— start GIVEN DATA —

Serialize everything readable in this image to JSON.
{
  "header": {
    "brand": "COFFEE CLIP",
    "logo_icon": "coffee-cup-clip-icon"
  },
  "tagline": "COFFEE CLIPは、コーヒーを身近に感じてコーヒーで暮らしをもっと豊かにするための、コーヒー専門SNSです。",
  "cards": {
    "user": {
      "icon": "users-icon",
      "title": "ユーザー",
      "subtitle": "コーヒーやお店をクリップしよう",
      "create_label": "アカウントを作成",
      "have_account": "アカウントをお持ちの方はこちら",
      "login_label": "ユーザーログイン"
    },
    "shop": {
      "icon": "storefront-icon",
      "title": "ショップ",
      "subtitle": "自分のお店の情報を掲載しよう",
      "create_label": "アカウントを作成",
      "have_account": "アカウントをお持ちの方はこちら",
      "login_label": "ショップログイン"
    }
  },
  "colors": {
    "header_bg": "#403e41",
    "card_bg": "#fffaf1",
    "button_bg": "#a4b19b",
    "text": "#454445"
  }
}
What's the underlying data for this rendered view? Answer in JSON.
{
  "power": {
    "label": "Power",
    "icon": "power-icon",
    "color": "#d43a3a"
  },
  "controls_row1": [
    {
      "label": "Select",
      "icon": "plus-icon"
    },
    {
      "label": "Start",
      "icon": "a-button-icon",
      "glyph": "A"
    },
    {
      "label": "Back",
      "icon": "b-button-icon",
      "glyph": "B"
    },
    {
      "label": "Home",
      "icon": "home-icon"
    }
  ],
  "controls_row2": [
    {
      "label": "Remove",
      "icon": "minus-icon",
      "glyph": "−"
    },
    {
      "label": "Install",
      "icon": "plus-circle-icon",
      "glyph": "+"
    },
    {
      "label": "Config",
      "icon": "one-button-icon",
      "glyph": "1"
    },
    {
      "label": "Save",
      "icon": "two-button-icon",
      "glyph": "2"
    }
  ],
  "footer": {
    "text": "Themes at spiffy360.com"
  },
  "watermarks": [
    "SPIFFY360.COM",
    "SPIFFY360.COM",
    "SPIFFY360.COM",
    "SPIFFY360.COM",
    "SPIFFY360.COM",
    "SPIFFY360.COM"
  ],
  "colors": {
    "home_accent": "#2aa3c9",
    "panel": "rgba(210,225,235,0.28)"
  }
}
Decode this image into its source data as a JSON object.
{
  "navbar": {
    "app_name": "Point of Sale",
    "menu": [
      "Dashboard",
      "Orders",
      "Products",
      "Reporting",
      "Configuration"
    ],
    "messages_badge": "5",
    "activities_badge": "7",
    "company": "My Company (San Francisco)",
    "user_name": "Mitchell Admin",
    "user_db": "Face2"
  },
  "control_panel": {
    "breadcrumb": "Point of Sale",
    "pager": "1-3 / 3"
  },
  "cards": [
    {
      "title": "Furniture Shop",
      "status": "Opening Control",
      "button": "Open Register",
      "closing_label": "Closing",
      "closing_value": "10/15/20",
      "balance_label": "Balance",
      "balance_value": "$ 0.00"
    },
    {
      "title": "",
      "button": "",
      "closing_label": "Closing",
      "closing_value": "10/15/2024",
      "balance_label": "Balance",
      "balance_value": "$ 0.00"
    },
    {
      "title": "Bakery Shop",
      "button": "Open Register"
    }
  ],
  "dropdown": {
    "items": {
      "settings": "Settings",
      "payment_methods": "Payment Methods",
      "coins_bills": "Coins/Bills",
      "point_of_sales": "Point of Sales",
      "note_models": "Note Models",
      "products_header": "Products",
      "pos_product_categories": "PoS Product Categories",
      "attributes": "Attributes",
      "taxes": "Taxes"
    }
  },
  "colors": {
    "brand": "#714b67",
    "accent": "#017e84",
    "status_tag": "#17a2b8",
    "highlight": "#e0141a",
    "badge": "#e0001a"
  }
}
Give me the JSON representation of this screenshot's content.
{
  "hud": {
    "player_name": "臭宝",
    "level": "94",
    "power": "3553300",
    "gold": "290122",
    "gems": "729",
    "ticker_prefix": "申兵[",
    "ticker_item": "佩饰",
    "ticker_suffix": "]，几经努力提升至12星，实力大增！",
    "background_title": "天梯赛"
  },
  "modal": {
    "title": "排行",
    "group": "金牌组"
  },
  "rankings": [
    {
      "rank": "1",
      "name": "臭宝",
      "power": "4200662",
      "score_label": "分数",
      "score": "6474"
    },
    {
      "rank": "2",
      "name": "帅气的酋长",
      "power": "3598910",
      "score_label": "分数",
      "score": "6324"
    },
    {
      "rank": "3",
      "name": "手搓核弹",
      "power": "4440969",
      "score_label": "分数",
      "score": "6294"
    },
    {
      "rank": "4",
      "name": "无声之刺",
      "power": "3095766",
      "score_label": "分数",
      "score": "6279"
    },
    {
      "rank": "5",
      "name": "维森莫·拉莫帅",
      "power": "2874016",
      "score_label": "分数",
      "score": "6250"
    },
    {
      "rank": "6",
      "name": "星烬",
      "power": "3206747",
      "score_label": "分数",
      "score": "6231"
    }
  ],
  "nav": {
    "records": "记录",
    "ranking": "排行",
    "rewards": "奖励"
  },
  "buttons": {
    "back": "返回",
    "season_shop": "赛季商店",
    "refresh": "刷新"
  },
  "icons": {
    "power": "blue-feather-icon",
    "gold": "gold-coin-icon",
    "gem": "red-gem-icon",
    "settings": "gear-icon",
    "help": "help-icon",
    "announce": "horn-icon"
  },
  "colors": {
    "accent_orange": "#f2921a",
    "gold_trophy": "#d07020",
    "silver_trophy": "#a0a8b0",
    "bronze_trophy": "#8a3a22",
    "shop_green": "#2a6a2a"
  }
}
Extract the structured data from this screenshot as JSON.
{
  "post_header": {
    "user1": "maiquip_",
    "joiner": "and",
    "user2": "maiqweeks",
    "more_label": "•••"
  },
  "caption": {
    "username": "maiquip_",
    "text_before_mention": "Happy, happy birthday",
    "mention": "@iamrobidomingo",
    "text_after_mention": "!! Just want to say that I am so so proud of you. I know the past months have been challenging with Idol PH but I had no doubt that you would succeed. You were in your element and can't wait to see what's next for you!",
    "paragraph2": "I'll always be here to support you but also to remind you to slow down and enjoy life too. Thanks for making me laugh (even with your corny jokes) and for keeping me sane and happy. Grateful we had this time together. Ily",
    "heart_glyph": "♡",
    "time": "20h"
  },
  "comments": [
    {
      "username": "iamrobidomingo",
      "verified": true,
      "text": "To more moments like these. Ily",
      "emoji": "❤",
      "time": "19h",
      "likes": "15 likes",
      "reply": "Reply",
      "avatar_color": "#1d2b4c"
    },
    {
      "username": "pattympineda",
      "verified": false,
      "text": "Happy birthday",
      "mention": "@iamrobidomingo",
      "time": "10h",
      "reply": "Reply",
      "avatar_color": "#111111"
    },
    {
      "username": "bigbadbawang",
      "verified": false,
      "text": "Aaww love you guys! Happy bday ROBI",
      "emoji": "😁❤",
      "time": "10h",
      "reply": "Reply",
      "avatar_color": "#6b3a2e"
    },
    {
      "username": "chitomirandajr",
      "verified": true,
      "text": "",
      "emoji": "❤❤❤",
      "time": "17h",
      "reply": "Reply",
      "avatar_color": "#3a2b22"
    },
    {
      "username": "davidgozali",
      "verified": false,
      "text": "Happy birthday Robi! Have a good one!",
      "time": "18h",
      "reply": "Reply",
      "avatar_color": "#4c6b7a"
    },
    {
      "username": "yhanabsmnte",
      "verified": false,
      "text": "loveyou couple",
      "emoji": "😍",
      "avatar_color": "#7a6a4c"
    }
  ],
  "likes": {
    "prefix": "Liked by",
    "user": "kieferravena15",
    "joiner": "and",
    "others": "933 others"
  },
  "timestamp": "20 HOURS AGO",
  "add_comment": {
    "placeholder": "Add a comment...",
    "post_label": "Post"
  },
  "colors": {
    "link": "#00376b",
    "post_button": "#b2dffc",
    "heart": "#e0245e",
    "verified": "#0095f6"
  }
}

— end GIVEN DATA —

**EXERCISE REQUIREMENTS**. Copy every line of the data that holds the string "Point".

**FINISHED ANSWER**.
    "app_name": "Point of Sale",
    "breadcrumb": "Point of Sale",
      "point_of_sales": "Point of Sales",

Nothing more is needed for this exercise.